::: Material provided :::

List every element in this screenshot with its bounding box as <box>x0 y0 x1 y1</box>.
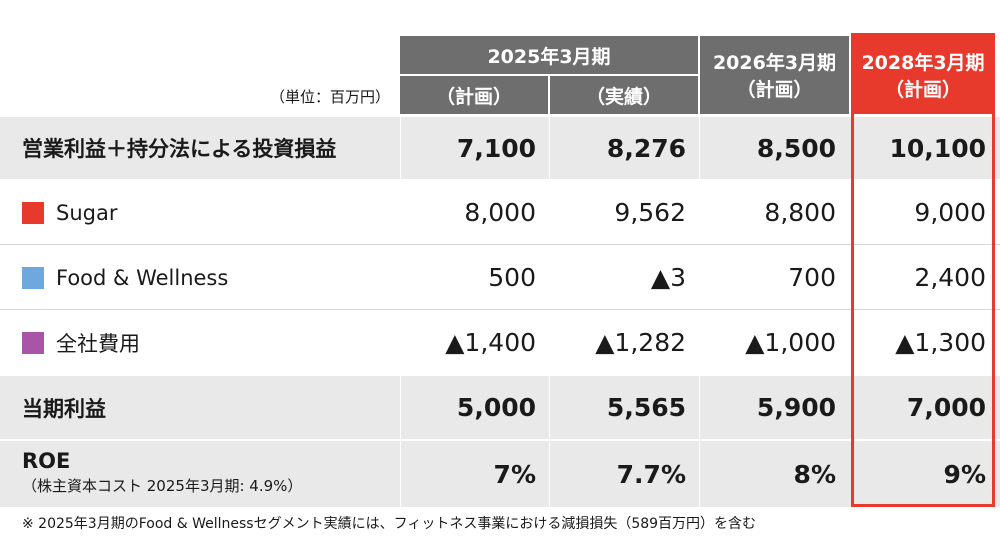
header-fy2028: 2028年3月期 （計画） <box>851 36 995 114</box>
table-row-sugar: Sugar 8,000 9,562 8,800 9,000 <box>0 181 1000 245</box>
cell-fy2026-plan: 8% <box>793 459 836 489</box>
cell-fy2025-plan: 8,000 <box>464 198 536 227</box>
cell-fy2026-plan: 8,800 <box>764 198 836 227</box>
cell-fy2025-plan: 7% <box>493 459 536 489</box>
table-row-operating-profit: 営業利益＋持分法による投資損益 7,100 8,276 8,500 10,100 <box>0 117 1000 179</box>
cell-fy2028-plan: 9% <box>943 459 986 489</box>
cost-of-equity-note: （株主資本コスト 2025年3月期: 4.9%） <box>22 477 303 495</box>
cell-fy2025-actual: ▲1,282 <box>595 328 686 357</box>
cell-fy2028-plan: 9,000 <box>914 198 986 227</box>
cell-fy2025-plan: ▲1,400 <box>445 328 536 357</box>
cell-fy2025-actual: 5,565 <box>606 393 686 422</box>
row-label: ROE <box>22 449 71 473</box>
cell-fy2026-plan: 8,500 <box>756 133 836 163</box>
cell-fy2028-plan: ▲1,300 <box>895 328 986 357</box>
cell-fy2028-plan: 7,000 <box>906 393 986 422</box>
row-label: 営業利益＋持分法による投資損益 <box>22 137 337 161</box>
sugar-color-swatch <box>22 201 44 224</box>
cell-fy2025-plan: 7,100 <box>456 133 536 163</box>
footnote: ※ 2025年3月期のFood & Wellnessセグメント実績には、フィット… <box>22 516 757 532</box>
row-label: Food & Wellness <box>56 265 229 290</box>
row-label: 当期利益 <box>22 396 106 421</box>
cell-fy2026-plan: 5,900 <box>756 393 836 422</box>
row-label: Sugar <box>56 200 118 225</box>
table-row-corporate-expenses: 全社費用 ▲1,400 ▲1,282 ▲1,000 ▲1,300 <box>0 311 1000 374</box>
corporate-expenses-color-swatch <box>22 331 44 354</box>
unit-label: （単位：百万円） <box>269 88 390 106</box>
table-row-roe: ROE （株主資本コスト 2025年3月期: 4.9%） 7% 7.7% 8% … <box>0 441 1000 507</box>
header-fy2026: 2026年3月期 （計画） <box>700 36 849 114</box>
cell-fy2025-plan: 5,000 <box>456 393 536 422</box>
cell-fy2025-actual: 9,562 <box>614 198 686 227</box>
cell-fy2025-actual: ▲3 <box>650 263 686 292</box>
row-label: 全社費用 <box>56 331 140 356</box>
food-wellness-color-swatch <box>22 266 44 289</box>
header-fy2025-plan: （計画） <box>400 76 548 114</box>
cell-fy2028-plan: 2,400 <box>914 263 986 292</box>
cell-fy2025-actual: 8,276 <box>606 133 686 163</box>
cell-fy2026-plan: 700 <box>788 263 836 292</box>
header-fy2025-actual: （実績） <box>550 76 698 114</box>
cell-fy2028-plan: 10,100 <box>889 133 986 163</box>
table-row-net-income: 当期利益 5,000 5,565 5,900 7,000 <box>0 376 1000 439</box>
header-fy2025: 2025年3月期 <box>400 36 698 74</box>
cell-fy2025-actual: 7.7% <box>616 459 686 489</box>
table-row-food-wellness: Food & Wellness 500 ▲3 700 2,400 <box>0 246 1000 310</box>
cell-fy2025-plan: 500 <box>488 263 536 292</box>
cell-fy2026-plan: ▲1,000 <box>745 328 836 357</box>
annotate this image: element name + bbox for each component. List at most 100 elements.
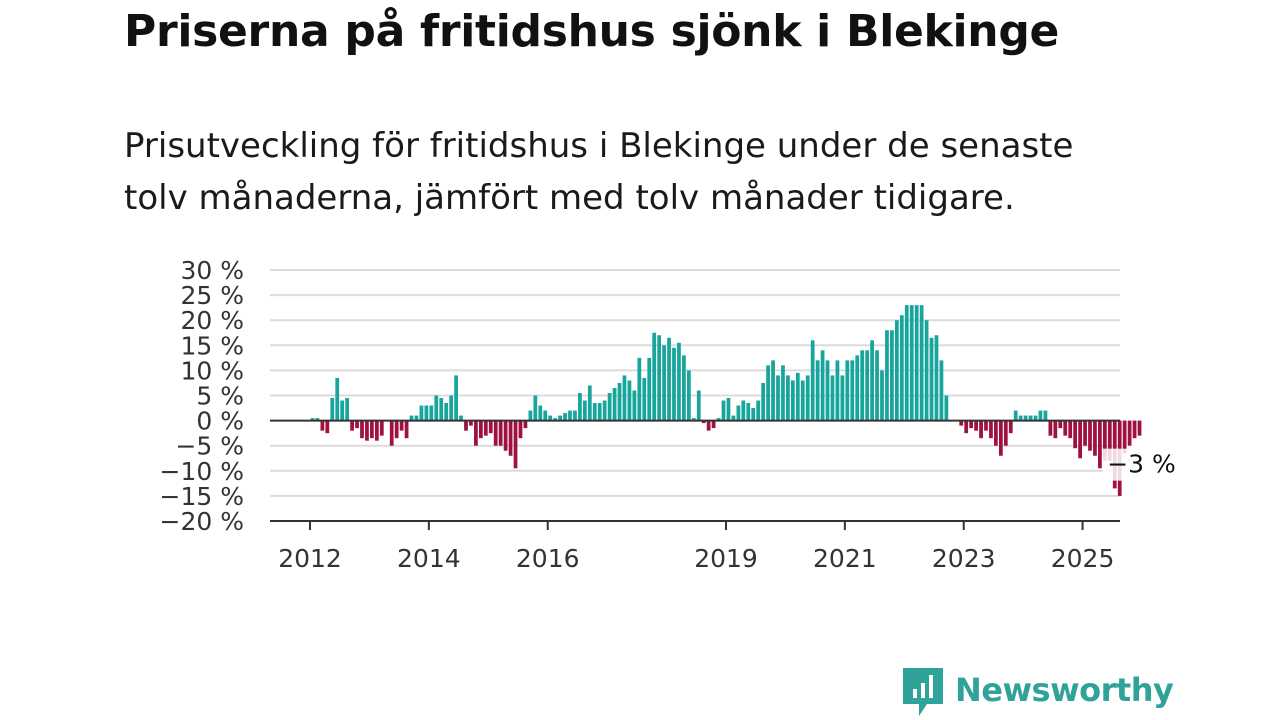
bar <box>686 370 691 421</box>
x-tick-label: 2014 <box>397 544 461 573</box>
bar <box>682 355 686 421</box>
bar <box>528 410 533 421</box>
bar <box>820 350 825 421</box>
bar <box>454 375 458 421</box>
bar <box>1132 420 1137 439</box>
bar <box>716 418 721 421</box>
bar <box>696 390 701 421</box>
bar <box>360 420 364 439</box>
bar <box>1038 410 1043 421</box>
bar <box>835 360 840 421</box>
bar <box>904 305 909 421</box>
logo-text: Newsworthy <box>955 671 1174 709</box>
bar <box>513 420 518 469</box>
x-tick-label: 2021 <box>813 544 877 573</box>
bar <box>776 375 780 421</box>
bar <box>795 372 800 421</box>
bar <box>746 403 751 421</box>
bar <box>439 398 444 421</box>
bar <box>399 420 404 431</box>
annotation-background <box>1102 448 1179 481</box>
y-tick-label: −15 % <box>160 482 244 511</box>
y-tick-label: 30 % <box>180 256 244 285</box>
bar <box>825 360 830 421</box>
bar <box>627 380 632 421</box>
bar <box>632 390 637 421</box>
bar <box>493 420 498 446</box>
newsworthy-logo: Newsworthy <box>903 668 1174 720</box>
bar <box>1127 420 1132 446</box>
y-tick-label: 20 % <box>180 306 244 335</box>
y-tick-label: −10 % <box>160 457 244 486</box>
bar <box>865 350 870 421</box>
bar <box>478 420 483 439</box>
bar <box>662 345 666 421</box>
bar <box>726 398 731 421</box>
bar <box>320 420 325 431</box>
bar <box>1083 420 1087 446</box>
bar <box>800 380 805 421</box>
bar <box>523 420 528 429</box>
bar <box>350 420 354 431</box>
bar <box>672 347 676 421</box>
bar <box>469 420 473 426</box>
bar <box>340 400 345 421</box>
bar <box>657 335 662 421</box>
bar <box>315 418 320 421</box>
bar <box>1078 420 1082 459</box>
bar <box>1088 420 1092 451</box>
bar <box>781 365 785 421</box>
bar <box>1033 415 1038 421</box>
bar <box>1093 420 1097 456</box>
bar-chart: 30 %25 %20 %15 %10 %5 %0 %−5 %−10 %−15 %… <box>159 256 1179 573</box>
bar <box>805 375 810 421</box>
bar <box>558 415 562 421</box>
bar <box>508 420 513 456</box>
bar <box>424 405 429 421</box>
bar <box>459 415 463 421</box>
bar <box>379 420 384 436</box>
bar <box>969 420 974 429</box>
y-tick-label: 10 % <box>180 356 244 385</box>
bar <box>1073 420 1078 449</box>
bar <box>994 420 998 446</box>
bar <box>691 418 696 421</box>
bar <box>736 405 741 421</box>
bar <box>711 420 716 429</box>
bar <box>1107 420 1112 461</box>
bar <box>404 420 409 439</box>
bar <box>1018 415 1023 421</box>
bar <box>335 377 340 421</box>
bar <box>885 330 889 421</box>
bar <box>1102 420 1107 461</box>
bar <box>365 420 369 441</box>
bar <box>444 403 449 421</box>
bar <box>667 337 671 421</box>
bar <box>518 420 523 439</box>
bar <box>533 395 538 421</box>
bar <box>761 382 766 421</box>
latest-value-annotation: −3 % <box>1107 450 1176 479</box>
bar <box>914 305 919 421</box>
bar <box>1063 420 1068 436</box>
bar <box>706 420 711 431</box>
bar <box>1122 420 1127 454</box>
bar <box>875 350 879 421</box>
chart-subtitle: Prisutveckling för fritidshus i Blekinge… <box>124 126 1074 218</box>
bar <box>449 395 454 421</box>
bar <box>503 420 508 451</box>
bar <box>1013 410 1018 421</box>
bar <box>647 357 652 421</box>
bar <box>934 335 939 421</box>
bar <box>830 375 835 421</box>
bar <box>592 403 597 421</box>
bar <box>370 420 374 439</box>
bar <box>815 360 820 421</box>
bar <box>786 375 790 421</box>
bar <box>582 400 587 421</box>
bar <box>419 405 424 421</box>
bar <box>790 380 795 421</box>
bar <box>979 420 983 439</box>
bar <box>587 385 592 421</box>
bar <box>637 357 642 421</box>
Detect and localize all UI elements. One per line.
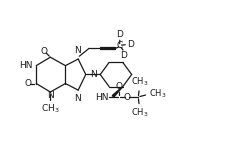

:::

■ Your goal
Reproduce the material above with "bounding box" swapped for "enclosing rectangle" and everything else left as it is. Omit the pictures from your answer.

■ Correct answer
List every element in this screenshot with its enclosing rectangle as <box>x0 y0 x1 y1</box>.
header-fy2028: 2028年3月期 （計画） <box>851 36 995 114</box>
table-row-sugar: Sugar 8,000 9,562 8,800 9,000 <box>0 181 1000 245</box>
cell-fy2026-plan: 8% <box>793 459 836 489</box>
cell-fy2025-plan: 8,000 <box>464 198 536 227</box>
cell-fy2026-plan: 8,800 <box>764 198 836 227</box>
cell-fy2025-plan: 7% <box>493 459 536 489</box>
table-row-operating-profit: 営業利益＋持分法による投資損益 7,100 8,276 8,500 10,100 <box>0 117 1000 179</box>
cell-fy2028-plan: 9% <box>943 459 986 489</box>
cost-of-equity-note: （株主資本コスト 2025年3月期: 4.9%） <box>22 477 303 495</box>
cell-fy2025-actual: ▲1,282 <box>595 328 686 357</box>
cell-fy2028-plan: 9,000 <box>914 198 986 227</box>
cell-fy2025-plan: ▲1,400 <box>445 328 536 357</box>
cell-fy2025-actual: 5,565 <box>606 393 686 422</box>
row-label: ROE <box>22 449 71 473</box>
cell-fy2026-plan: 8,500 <box>756 133 836 163</box>
cell-fy2028-plan: ▲1,300 <box>895 328 986 357</box>
cell-fy2028-plan: 7,000 <box>906 393 986 422</box>
row-label: 営業利益＋持分法による投資損益 <box>22 137 337 161</box>
sugar-color-swatch <box>22 201 44 224</box>
cell-fy2025-plan: 7,100 <box>456 133 536 163</box>
footnote: ※ 2025年3月期のFood & Wellnessセグメント実績には、フィット… <box>22 516 757 532</box>
row-label: Food & Wellness <box>56 265 229 290</box>
row-label: 当期利益 <box>22 396 106 421</box>
cell-fy2026-plan: 5,900 <box>756 393 836 422</box>
row-label: Sugar <box>56 200 118 225</box>
table-row-corporate-expenses: 全社費用 ▲1,400 ▲1,282 ▲1,000 ▲1,300 <box>0 311 1000 374</box>
corporate-expenses-color-swatch <box>22 331 44 354</box>
unit-label: （単位：百万円） <box>269 88 390 106</box>
table-row-roe: ROE （株主資本コスト 2025年3月期: 4.9%） 7% 7.7% 8% … <box>0 441 1000 507</box>
header-fy2026: 2026年3月期 （計画） <box>700 36 849 114</box>
cell-fy2025-plan: 5,000 <box>456 393 536 422</box>
cell-fy2025-actual: 9,562 <box>614 198 686 227</box>
cell-fy2025-actual: ▲3 <box>650 263 686 292</box>
row-label: 全社費用 <box>56 331 140 356</box>
food-wellness-color-swatch <box>22 266 44 289</box>
header-fy2025-plan: （計画） <box>400 76 548 114</box>
cell-fy2028-plan: 2,400 <box>914 263 986 292</box>
cell-fy2025-actual: 8,276 <box>606 133 686 163</box>
cell-fy2026-plan: 700 <box>788 263 836 292</box>
header-fy2025-actual: （実績） <box>550 76 698 114</box>
cell-fy2028-plan: 10,100 <box>889 133 986 163</box>
table-row-net-income: 当期利益 5,000 5,565 5,900 7,000 <box>0 376 1000 439</box>
header-fy2025: 2025年3月期 <box>400 36 698 74</box>
cell-fy2025-actual: 7.7% <box>616 459 686 489</box>
table-row-food-wellness: Food & Wellness 500 ▲3 700 2,400 <box>0 246 1000 310</box>
cell-fy2025-plan: 500 <box>488 263 536 292</box>
cell-fy2026-plan: ▲1,000 <box>745 328 836 357</box>
annotate this image: element name + bbox for each component. List at most 100 elements.
bar <box>686 370 691 421</box>
x-tick-label: 2014 <box>397 544 461 573</box>
bar <box>682 355 686 421</box>
bar <box>528 410 533 421</box>
bar <box>820 350 825 421</box>
bar <box>454 375 458 421</box>
bar <box>1132 420 1137 439</box>
bar <box>716 418 721 421</box>
bar <box>696 390 701 421</box>
bar <box>360 420 364 439</box>
bar <box>1038 410 1043 421</box>
bar <box>835 360 840 421</box>
bar <box>904 305 909 421</box>
logo-text: Newsworthy <box>955 671 1174 709</box>
bar <box>513 420 518 469</box>
x-tick-label: 2021 <box>813 544 877 573</box>
bar <box>776 375 780 421</box>
bar <box>795 372 800 421</box>
bar <box>746 403 751 421</box>
bar <box>439 398 444 421</box>
bar <box>399 420 404 431</box>
annotation-background <box>1102 448 1179 481</box>
y-tick-label: −15 % <box>160 482 244 511</box>
y-tick-label: 30 % <box>180 256 244 285</box>
bar <box>825 360 830 421</box>
bar <box>627 380 632 421</box>
bar <box>632 390 637 421</box>
bar <box>493 420 498 446</box>
newsworthy-logo: Newsworthy <box>903 668 1174 720</box>
bar <box>1127 420 1132 446</box>
y-tick-label: 20 % <box>180 306 244 335</box>
y-tick-label: −10 % <box>160 457 244 486</box>
bar <box>865 350 870 421</box>
bar <box>478 420 483 439</box>
bar <box>662 345 666 421</box>
bar <box>726 398 731 421</box>
bar <box>320 420 325 431</box>
bar <box>1083 420 1087 446</box>
bar <box>800 380 805 421</box>
bar <box>523 420 528 429</box>
bar <box>350 420 354 431</box>
bar <box>672 347 676 421</box>
bar <box>469 420 473 426</box>
bar <box>340 400 345 421</box>
bar <box>657 335 662 421</box>
bar <box>315 418 320 421</box>
bar <box>1078 420 1082 459</box>
bar <box>1088 420 1092 451</box>
bar <box>781 365 785 421</box>
bar <box>1033 415 1038 421</box>
bar <box>1093 420 1097 456</box>
bar-chart: 30 %25 %20 %15 %10 %5 %0 %−5 %−10 %−15 %… <box>159 256 1179 573</box>
bar <box>805 375 810 421</box>
bar <box>558 415 562 421</box>
bar <box>508 420 513 456</box>
bar <box>424 405 429 421</box>
bar <box>459 415 463 421</box>
bar <box>379 420 384 436</box>
bar <box>969 420 974 429</box>
y-tick-label: 10 % <box>180 356 244 385</box>
bar <box>1073 420 1078 449</box>
bar <box>994 420 998 446</box>
bar <box>691 418 696 421</box>
bar <box>736 405 741 421</box>
bar <box>711 420 716 429</box>
bar <box>1107 420 1112 461</box>
bar <box>404 420 409 439</box>
bar <box>1018 415 1023 421</box>
bar <box>335 377 340 421</box>
bar <box>885 330 889 421</box>
bar <box>1102 420 1107 461</box>
bar <box>365 420 369 441</box>
bar <box>444 403 449 421</box>
bar <box>667 337 671 421</box>
bar <box>518 420 523 439</box>
bar <box>533 395 538 421</box>
bar <box>761 382 766 421</box>
latest-value-annotation: −3 % <box>1107 450 1176 479</box>
bar <box>914 305 919 421</box>
bar <box>1063 420 1068 436</box>
bar <box>706 420 711 431</box>
bar <box>1122 420 1127 454</box>
bar <box>875 350 879 421</box>
chart-subtitle: Prisutveckling för fritidshus i Blekinge… <box>124 126 1074 218</box>
bar <box>449 395 454 421</box>
bar <box>503 420 508 451</box>
bar <box>1013 410 1018 421</box>
bar <box>647 357 652 421</box>
bar <box>934 335 939 421</box>
bar <box>830 375 835 421</box>
bar <box>592 403 597 421</box>
bar <box>370 420 374 439</box>
bar <box>815 360 820 421</box>
bar <box>786 375 790 421</box>
bar <box>582 400 587 421</box>
bar <box>419 405 424 421</box>
bar <box>790 380 795 421</box>
bar <box>979 420 983 439</box>
bar <box>587 385 592 421</box>
bar <box>637 357 642 421</box>
Detect and localize all UI elements. One per line.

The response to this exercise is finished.